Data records
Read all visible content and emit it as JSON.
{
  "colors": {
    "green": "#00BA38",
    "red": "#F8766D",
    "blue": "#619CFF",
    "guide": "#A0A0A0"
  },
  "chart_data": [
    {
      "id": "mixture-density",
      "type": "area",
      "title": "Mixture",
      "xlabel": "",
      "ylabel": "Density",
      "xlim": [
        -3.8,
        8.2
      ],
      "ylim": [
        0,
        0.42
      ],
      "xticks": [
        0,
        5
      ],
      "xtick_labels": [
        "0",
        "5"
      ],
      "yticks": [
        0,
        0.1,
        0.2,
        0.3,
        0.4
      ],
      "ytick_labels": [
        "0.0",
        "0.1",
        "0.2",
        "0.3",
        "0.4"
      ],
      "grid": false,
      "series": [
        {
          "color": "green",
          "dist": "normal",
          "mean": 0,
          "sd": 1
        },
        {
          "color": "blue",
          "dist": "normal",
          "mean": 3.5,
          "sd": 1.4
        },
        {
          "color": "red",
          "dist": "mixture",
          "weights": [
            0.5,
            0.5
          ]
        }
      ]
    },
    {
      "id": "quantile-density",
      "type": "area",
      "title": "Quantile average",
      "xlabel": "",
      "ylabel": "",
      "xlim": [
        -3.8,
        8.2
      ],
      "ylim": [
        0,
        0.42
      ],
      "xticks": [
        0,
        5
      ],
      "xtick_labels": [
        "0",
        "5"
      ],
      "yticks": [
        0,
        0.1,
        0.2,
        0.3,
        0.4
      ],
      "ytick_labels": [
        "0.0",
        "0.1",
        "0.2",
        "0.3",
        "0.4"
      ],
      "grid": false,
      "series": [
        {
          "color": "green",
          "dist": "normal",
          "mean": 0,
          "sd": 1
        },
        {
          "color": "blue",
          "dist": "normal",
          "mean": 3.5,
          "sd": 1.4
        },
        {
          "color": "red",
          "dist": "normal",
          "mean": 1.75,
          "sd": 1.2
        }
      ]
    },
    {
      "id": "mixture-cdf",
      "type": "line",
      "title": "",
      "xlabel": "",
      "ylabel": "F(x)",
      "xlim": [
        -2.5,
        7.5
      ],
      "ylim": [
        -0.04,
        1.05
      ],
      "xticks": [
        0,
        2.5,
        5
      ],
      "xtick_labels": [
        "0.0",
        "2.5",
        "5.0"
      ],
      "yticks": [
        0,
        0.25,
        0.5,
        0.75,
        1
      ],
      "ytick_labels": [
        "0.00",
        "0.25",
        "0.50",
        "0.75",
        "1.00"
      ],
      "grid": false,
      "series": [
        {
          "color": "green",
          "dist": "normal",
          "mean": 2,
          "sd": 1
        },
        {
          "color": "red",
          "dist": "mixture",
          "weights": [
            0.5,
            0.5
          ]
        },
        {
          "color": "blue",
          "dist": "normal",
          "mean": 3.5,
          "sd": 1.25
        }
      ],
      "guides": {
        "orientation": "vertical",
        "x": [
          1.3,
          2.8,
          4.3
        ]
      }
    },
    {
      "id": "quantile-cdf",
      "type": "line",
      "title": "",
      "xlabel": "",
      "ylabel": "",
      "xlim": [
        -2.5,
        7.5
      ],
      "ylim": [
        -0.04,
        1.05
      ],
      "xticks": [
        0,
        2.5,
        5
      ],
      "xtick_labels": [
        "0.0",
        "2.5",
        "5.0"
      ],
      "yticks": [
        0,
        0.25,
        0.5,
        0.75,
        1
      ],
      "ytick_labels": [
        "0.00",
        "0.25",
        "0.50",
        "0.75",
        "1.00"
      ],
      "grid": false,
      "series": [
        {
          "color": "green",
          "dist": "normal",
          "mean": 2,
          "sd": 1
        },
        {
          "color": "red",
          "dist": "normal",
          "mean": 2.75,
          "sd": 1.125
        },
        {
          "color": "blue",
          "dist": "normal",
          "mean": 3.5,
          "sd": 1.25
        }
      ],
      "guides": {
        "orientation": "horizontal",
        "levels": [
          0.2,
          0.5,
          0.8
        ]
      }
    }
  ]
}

[EXERCISE] Print the records above in full, exactly.

[FINISHED ANSWER]
Read all visible content and emit it as JSON.
{
  "colors": {
    "green": "#00BA38",
    "red": "#F8766D",
    "blue": "#619CFF",
    "guide": "#A0A0A0"
  },
  "chart_data": [
    {
      "id": "mixture-density",
      "type": "area",
      "title": "Mixture",
      "xlabel": "",
      "ylabel": "Density",
      "xlim": [
        -3.8,
        8.2
      ],
      "ylim": [
        0,
        0.42
      ],
      "xticks": [
        0,
        5
      ],
      "xtick_labels": [
        "0",
        "5"
      ],
      "yticks": [
        0,
        0.1,
        0.2,
        0.3,
        0.4
      ],
      "ytick_labels": [
        "0.0",
        "0.1",
        "0.2",
        "0.3",
        "0.4"
      ],
      "grid": false,
      "series": [
        {
          "color": "green",
          "dist": "normal",
          "mean": 0,
          "sd": 1
        },
        {
          "color": "blue",
          "dist": "normal",
          "mean": 3.5,
          "sd": 1.4
        },
        {
          "color": "red",
          "dist": "mixture",
          "weights": [
            0.5,
            0.5
          ]
        }
      ]
    },
    {
      "id": "quantile-density",
      "type": "area",
      "title": "Quantile average",
      "xlabel": "",
      "ylabel": "",
      "xlim": [
        -3.8,
        8.2
      ],
      "ylim": [
        0,
        0.42
      ],
      "xticks": [
        0,
        5
      ],
      "xtick_labels": [
        "0",
        "5"
      ],
      "yticks": [
        0,
        0.1,
        0.2,
        0.3,
        0.4
      ],
      "ytick_labels": [
        "0.0",
        "0.1",
        "0.2",
        "0.3",
        "0.4"
      ],
      "grid": false,
      "series": [
        {
          "color": "green",
          "dist": "normal",
          "mean": 0,
          "sd": 1
        },
        {
          "color": "blue",
          "dist": "normal",
          "mean": 3.5,
          "sd": 1.4
        },
        {
          "color": "red",
          "dist": "normal",
          "mean": 1.75,
          "sd": 1.2
        }
      ]
    },
    {
      "id": "mixture-cdf",
      "type": "line",
      "title": "",
      "xlabel": "",
      "ylabel": "F(x)",
      "xlim": [
        -2.5,
        7.5
      ],
      "ylim": [
        -0.04,
        1.05
      ],
      "xticks": [
        0,
        2.5,
        5
      ],
      "xtick_labels": [
        "0.0",
        "2.5",
        "5.0"
      ],
      "yticks": [
        0,
        0.25,
        0.5,
        0.75,
        1
      ],
      "ytick_labels": [
        "0.00",
        "0.25",
        "0.50",
        "0.75",
        "1.00"
      ],
      "grid": false,
      "series": [
        {
          "color": "green",
          "dist": "normal",
          "mean": 2,
          "sd": 1
        },
        {
          "color": "red",
          "dist": "mixture",
          "weights": [
            0.5,
            0.5
          ]
        },
        {
          "color": "blue",
          "dist": "normal",
          "mean": 3.5,
          "sd": 1.25
        }
      ],
      "guides": {
        "orientation": "vertical",
        "x": [
          1.3,
          2.8,
          4.3
        ]
      }
    },
    {
      "id": "quantile-cdf",
      "type": "line",
      "title": "",
      "xlabel": "",
      "ylabel": "",
      "xlim": [
        -2.5,
        7.5
      ],
      "ylim": [
        -0.04,
        1.05
      ],
      "xticks": [
        0,
        2.5,
        5
      ],
      "xtick_labels": [
        "0.0",
        "2.5",
        "5.0"
      ],
      "yticks": [
        0,
        0.25,
        0.5,
        0.75,
        1
      ],
      "ytick_labels": [
        "0.00",
        "0.25",
        "0.50",
        "0.75",
        "1.00"
      ],
      "grid": false,
      "series": [
        {
          "color": "green",
          "dist": "normal",
          "mean": 2,
          "sd": 1
        },
        {
          "color": "red",
          "dist": "normal",
          "mean": 2.75,
          "sd": 1.125
        },
        {
          "color": "blue",
          "dist": "normal",
          "mean": 3.5,
          "sd": 1.25
        }
      ],
      "guides": {
        "orientation": "horizontal",
        "levels": [
          0.2,
          0.5,
          0.8
        ]
      }
    }
  ]
}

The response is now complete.